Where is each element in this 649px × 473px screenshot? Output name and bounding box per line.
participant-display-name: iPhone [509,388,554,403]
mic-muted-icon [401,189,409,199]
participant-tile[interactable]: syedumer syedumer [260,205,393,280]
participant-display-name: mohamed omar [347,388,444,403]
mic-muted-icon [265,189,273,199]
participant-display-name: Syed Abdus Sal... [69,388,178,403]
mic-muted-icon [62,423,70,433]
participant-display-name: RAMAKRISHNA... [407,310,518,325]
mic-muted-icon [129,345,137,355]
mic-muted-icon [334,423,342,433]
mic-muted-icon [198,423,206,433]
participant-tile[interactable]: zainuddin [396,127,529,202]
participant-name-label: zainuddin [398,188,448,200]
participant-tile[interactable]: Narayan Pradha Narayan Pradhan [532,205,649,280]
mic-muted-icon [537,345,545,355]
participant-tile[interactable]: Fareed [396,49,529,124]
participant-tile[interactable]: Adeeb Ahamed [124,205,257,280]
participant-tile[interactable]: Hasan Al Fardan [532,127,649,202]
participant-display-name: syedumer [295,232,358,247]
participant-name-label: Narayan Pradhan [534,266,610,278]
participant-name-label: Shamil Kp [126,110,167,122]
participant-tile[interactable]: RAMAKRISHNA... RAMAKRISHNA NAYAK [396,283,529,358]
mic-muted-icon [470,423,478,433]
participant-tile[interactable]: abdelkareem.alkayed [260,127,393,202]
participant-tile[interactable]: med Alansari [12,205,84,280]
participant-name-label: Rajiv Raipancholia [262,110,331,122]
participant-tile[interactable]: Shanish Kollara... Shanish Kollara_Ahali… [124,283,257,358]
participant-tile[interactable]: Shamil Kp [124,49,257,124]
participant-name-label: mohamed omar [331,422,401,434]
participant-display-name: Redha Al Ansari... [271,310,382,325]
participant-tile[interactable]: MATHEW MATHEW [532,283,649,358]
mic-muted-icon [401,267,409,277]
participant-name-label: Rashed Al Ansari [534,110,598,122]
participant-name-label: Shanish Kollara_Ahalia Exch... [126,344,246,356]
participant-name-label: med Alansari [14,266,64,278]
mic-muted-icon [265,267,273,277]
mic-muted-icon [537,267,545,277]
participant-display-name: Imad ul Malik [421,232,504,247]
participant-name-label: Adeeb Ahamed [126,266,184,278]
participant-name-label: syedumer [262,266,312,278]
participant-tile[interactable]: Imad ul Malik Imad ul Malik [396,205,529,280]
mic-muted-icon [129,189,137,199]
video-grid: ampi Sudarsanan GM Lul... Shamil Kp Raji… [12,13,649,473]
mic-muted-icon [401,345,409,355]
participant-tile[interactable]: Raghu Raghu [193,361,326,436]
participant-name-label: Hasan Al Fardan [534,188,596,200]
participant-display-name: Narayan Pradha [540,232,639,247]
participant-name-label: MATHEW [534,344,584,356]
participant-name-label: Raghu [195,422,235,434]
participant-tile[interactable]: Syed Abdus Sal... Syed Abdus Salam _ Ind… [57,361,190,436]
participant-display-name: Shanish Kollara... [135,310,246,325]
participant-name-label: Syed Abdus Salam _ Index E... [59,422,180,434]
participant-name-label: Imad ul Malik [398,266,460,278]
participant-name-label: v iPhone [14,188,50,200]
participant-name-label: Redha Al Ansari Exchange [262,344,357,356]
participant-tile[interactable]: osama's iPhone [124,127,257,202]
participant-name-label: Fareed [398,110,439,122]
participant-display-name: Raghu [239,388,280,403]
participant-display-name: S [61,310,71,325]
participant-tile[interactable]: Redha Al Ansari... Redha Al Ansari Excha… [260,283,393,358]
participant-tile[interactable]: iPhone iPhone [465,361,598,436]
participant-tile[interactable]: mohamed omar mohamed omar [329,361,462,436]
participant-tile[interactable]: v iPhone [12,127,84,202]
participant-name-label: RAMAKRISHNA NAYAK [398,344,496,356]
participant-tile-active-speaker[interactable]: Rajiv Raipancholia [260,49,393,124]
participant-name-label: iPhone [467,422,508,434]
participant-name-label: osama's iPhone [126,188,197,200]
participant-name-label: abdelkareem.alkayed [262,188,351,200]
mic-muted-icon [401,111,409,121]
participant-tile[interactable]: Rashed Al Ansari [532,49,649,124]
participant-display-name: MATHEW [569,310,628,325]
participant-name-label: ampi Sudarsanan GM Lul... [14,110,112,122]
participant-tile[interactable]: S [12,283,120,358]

TO DO
Render the lines from the first one through the line containing "participant-tile[interactable]: Fareed [396,49,529,124]" as a JSON list of strings, with one string per line and blank lines omitted.

THE RESULT
[
  "Where is each element in this 649px × 473px screenshot? Output name and bounding box per line.",
  "participant-display-name: iPhone [509,388,554,403]",
  "mic-muted-icon [401,189,409,199]",
  "participant-tile[interactable]: syedumer syedumer [260,205,393,280]",
  "participant-display-name: mohamed omar [347,388,444,403]",
  "mic-muted-icon [265,189,273,199]",
  "participant-display-name: Syed Abdus Sal... [69,388,178,403]",
  "mic-muted-icon [62,423,70,433]",
  "participant-display-name: RAMAKRISHNA... [407,310,518,325]",
  "mic-muted-icon [129,345,137,355]",
  "mic-muted-icon [334,423,342,433]",
  "mic-muted-icon [198,423,206,433]",
  "participant-tile[interactable]: zainuddin [396,127,529,202]",
  "participant-name-label: zainuddin [398,188,448,200]",
  "participant-tile[interactable]: Narayan Pradha Narayan Pradhan [532,205,649,280]",
  "mic-muted-icon [537,345,545,355]",
  "participant-tile[interactable]: Fareed [396,49,529,124]"
]